====== DATA SUPPLIED ======

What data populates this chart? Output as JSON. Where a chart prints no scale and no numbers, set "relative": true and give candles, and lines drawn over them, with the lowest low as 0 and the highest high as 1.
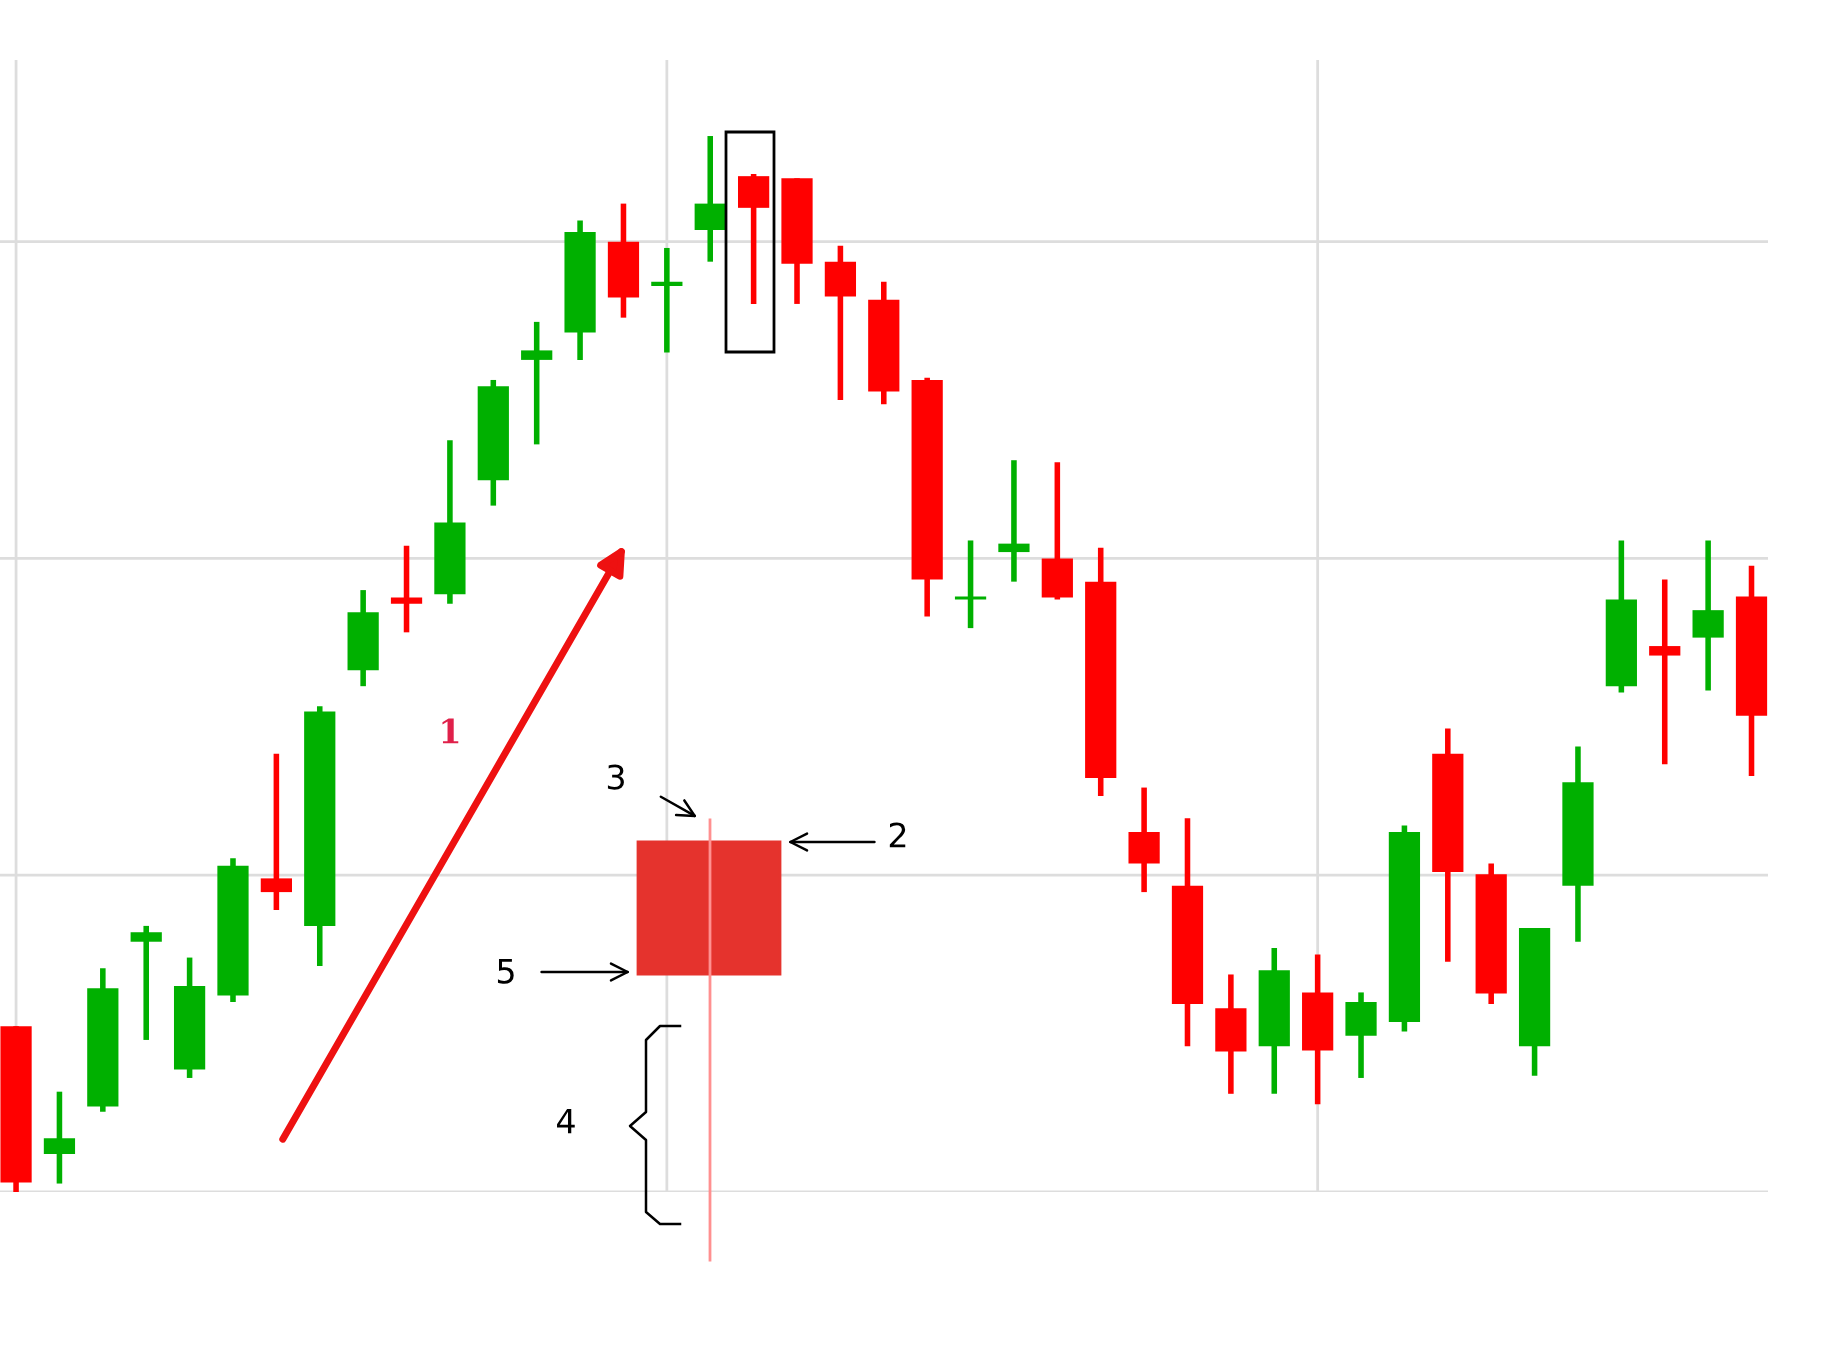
{
  "chart_data": {
    "type": "candlestick",
    "relative": true,
    "grid": true,
    "tick_labels": false,
    "categories": [
      null,
      null,
      null,
      null,
      null,
      null,
      null,
      null,
      null,
      null,
      null,
      null,
      null,
      null,
      null,
      null,
      null,
      null,
      null,
      null,
      null,
      null,
      null,
      null,
      null,
      null,
      null,
      null,
      null,
      null,
      null,
      null,
      null,
      null,
      null,
      null,
      null,
      null,
      null,
      null,
      null
    ],
    "ohlc": [
      [
        0.157,
        0.157,
        0,
        0.009
      ],
      [
        0.036,
        0.095,
        0.008,
        0.051
      ],
      [
        0.081,
        0.212,
        0.076,
        0.193
      ],
      [
        0.237,
        0.252,
        0.144,
        0.246
      ],
      [
        0.116,
        0.222,
        0.108,
        0.195
      ],
      [
        0.186,
        0.316,
        0.18,
        0.309
      ],
      [
        0.297,
        0.415,
        0.267,
        0.284
      ],
      [
        0.252,
        0.46,
        0.214,
        0.455
      ],
      [
        0.494,
        0.57,
        0.479,
        0.549
      ],
      [
        0.563,
        0.612,
        0.53,
        0.557
      ],
      [
        0.566,
        0.712,
        0.557,
        0.634
      ],
      [
        0.674,
        0.769,
        0.65,
        0.763
      ],
      [
        0.788,
        0.824,
        0.708,
        0.797
      ],
      [
        0.814,
        0.92,
        0.788,
        0.909
      ],
      [
        0.9,
        0.936,
        0.828,
        0.847
      ],
      [
        0.858,
        0.894,
        0.795,
        0.862
      ],
      [
        0.911,
        1,
        0.881,
        0.936
      ],
      [
        0.962,
        0.964,
        0.841,
        0.932
      ],
      [
        0.96,
        0.96,
        0.841,
        0.879
      ],
      [
        0.881,
        0.896,
        0.75,
        0.848
      ],
      [
        0.845,
        0.862,
        0.746,
        0.758
      ],
      [
        0.769,
        0.771,
        0.545,
        0.58
      ],
      [
        0.561,
        0.617,
        0.534,
        0.564
      ],
      [
        0.606,
        0.693,
        0.578,
        0.614
      ],
      [
        0.6,
        0.691,
        0.561,
        0.563
      ],
      [
        0.578,
        0.61,
        0.375,
        0.392
      ],
      [
        0.341,
        0.383,
        0.284,
        0.311
      ],
      [
        0.29,
        0.354,
        0.138,
        0.178
      ],
      [
        0.174,
        0.206,
        0.093,
        0.133
      ],
      [
        0.138,
        0.231,
        0.093,
        0.21
      ],
      [
        0.189,
        0.225,
        0.083,
        0.134
      ],
      [
        0.148,
        0.189,
        0.108,
        0.18
      ],
      [
        0.161,
        0.347,
        0.152,
        0.341
      ],
      [
        0.415,
        0.439,
        0.218,
        0.303
      ],
      [
        0.301,
        0.311,
        0.178,
        0.188
      ],
      [
        0.138,
        0.25,
        0.11,
        0.25
      ],
      [
        0.29,
        0.422,
        0.237,
        0.388
      ],
      [
        0.479,
        0.617,
        0.473,
        0.561
      ],
      [
        0.517,
        0.58,
        0.405,
        0.508
      ],
      [
        0.525,
        0.617,
        0.475,
        0.551
      ],
      [
        0.564,
        0.593,
        0.394,
        0.451
      ]
    ],
    "colors": [
      "#ff0000",
      "#00b000",
      "#00b000",
      "#00b000",
      "#00b000",
      "#00b000",
      "#ff0000",
      "#00b000",
      "#00b000",
      "#ff0000",
      "#00b000",
      "#00b000",
      "#00b000",
      "#00b000",
      "#ff0000",
      "#00b000",
      "#00b000",
      "#ff0000",
      "#ff0000",
      "#ff0000",
      "#ff0000",
      "#ff0000",
      "#00b000",
      "#00b000",
      "#ff0000",
      "#ff0000",
      "#ff0000",
      "#ff0000",
      "#ff0000",
      "#00b000",
      "#ff0000",
      "#00b000",
      "#00b000",
      "#ff0000",
      "#ff0000",
      "#00b000",
      "#00b000",
      "#00b000",
      "#ff0000",
      "#00b000",
      "#ff0000"
    ],
    "annotations": [
      "1",
      "2",
      "3",
      "4",
      "5"
    ]
  }
}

======

● **AIM OF THE TASK**: Take the listing above and print it exactly, apart from the pictures.

● **EXERCISE OUTPUT**:
What data populates this chart? Output as JSON. Where a chart prints no scale and no numbers, set "relative": true and give candles, and lines drawn over them, with the lowest low as 0 and the highest high as 1.
{
  "chart_data": {
    "type": "candlestick",
    "relative": true,
    "grid": true,
    "tick_labels": false,
    "categories": [
      null,
      null,
      null,
      null,
      null,
      null,
      null,
      null,
      null,
      null,
      null,
      null,
      null,
      null,
      null,
      null,
      null,
      null,
      null,
      null,
      null,
      null,
      null,
      null,
      null,
      null,
      null,
      null,
      null,
      null,
      null,
      null,
      null,
      null,
      null,
      null,
      null,
      null,
      null,
      null,
      null
    ],
    "ohlc": [
      [
        0.157,
        0.157,
        0,
        0.009
      ],
      [
        0.036,
        0.095,
        0.008,
        0.051
      ],
      [
        0.081,
        0.212,
        0.076,
        0.193
      ],
      [
        0.237,
        0.252,
        0.144,
        0.246
      ],
      [
        0.116,
        0.222,
        0.108,
        0.195
      ],
      [
        0.186,
        0.316,
        0.18,
        0.309
      ],
      [
        0.297,
        0.415,
        0.267,
        0.284
      ],
      [
        0.252,
        0.46,
        0.214,
        0.455
      ],
      [
        0.494,
        0.57,
        0.479,
        0.549
      ],
      [
        0.563,
        0.612,
        0.53,
        0.557
      ],
      [
        0.566,
        0.712,
        0.557,
        0.634
      ],
      [
        0.674,
        0.769,
        0.65,
        0.763
      ],
      [
        0.788,
        0.824,
        0.708,
        0.797
      ],
      [
        0.814,
        0.92,
        0.788,
        0.909
      ],
      [
        0.9,
        0.936,
        0.828,
        0.847
      ],
      [
        0.858,
        0.894,
        0.795,
        0.862
      ],
      [
        0.911,
        1,
        0.881,
        0.936
      ],
      [
        0.962,
        0.964,
        0.841,
        0.932
      ],
      [
        0.96,
        0.96,
        0.841,
        0.879
      ],
      [
        0.881,
        0.896,
        0.75,
        0.848
      ],
      [
        0.845,
        0.862,
        0.746,
        0.758
      ],
      [
        0.769,
        0.771,
        0.545,
        0.58
      ],
      [
        0.561,
        0.617,
        0.534,
        0.564
      ],
      [
        0.606,
        0.693,
        0.578,
        0.614
      ],
      [
        0.6,
        0.691,
        0.561,
        0.563
      ],
      [
        0.578,
        0.61,
        0.375,
        0.392
      ],
      [
        0.341,
        0.383,
        0.284,
        0.311
      ],
      [
        0.29,
        0.354,
        0.138,
        0.178
      ],
      [
        0.174,
        0.206,
        0.093,
        0.133
      ],
      [
        0.138,
        0.231,
        0.093,
        0.21
      ],
      [
        0.189,
        0.225,
        0.083,
        0.134
      ],
      [
        0.148,
        0.189,
        0.108,
        0.18
      ],
      [
        0.161,
        0.347,
        0.152,
        0.341
      ],
      [
        0.415,
        0.439,
        0.218,
        0.303
      ],
      [
        0.301,
        0.311,
        0.178,
        0.188
      ],
      [
        0.138,
        0.25,
        0.11,
        0.25
      ],
      [
        0.29,
        0.422,
        0.237,
        0.388
      ],
      [
        0.479,
        0.617,
        0.473,
        0.561
      ],
      [
        0.517,
        0.58,
        0.405,
        0.508
      ],
      [
        0.525,
        0.617,
        0.475,
        0.551
      ],
      [
        0.564,
        0.593,
        0.394,
        0.451
      ]
    ],
    "colors": [
      "#ff0000",
      "#00b000",
      "#00b000",
      "#00b000",
      "#00b000",
      "#00b000",
      "#ff0000",
      "#00b000",
      "#00b000",
      "#ff0000",
      "#00b000",
      "#00b000",
      "#00b000",
      "#00b000",
      "#ff0000",
      "#00b000",
      "#00b000",
      "#ff0000",
      "#ff0000",
      "#ff0000",
      "#ff0000",
      "#ff0000",
      "#00b000",
      "#00b000",
      "#ff0000",
      "#ff0000",
      "#ff0000",
      "#ff0000",
      "#ff0000",
      "#00b000",
      "#ff0000",
      "#00b000",
      "#00b000",
      "#ff0000",
      "#ff0000",
      "#00b000",
      "#00b000",
      "#00b000",
      "#ff0000",
      "#00b000",
      "#ff0000"
    ],
    "annotations": [
      "1",
      "2",
      "3",
      "4",
      "5"
    ]
  }
}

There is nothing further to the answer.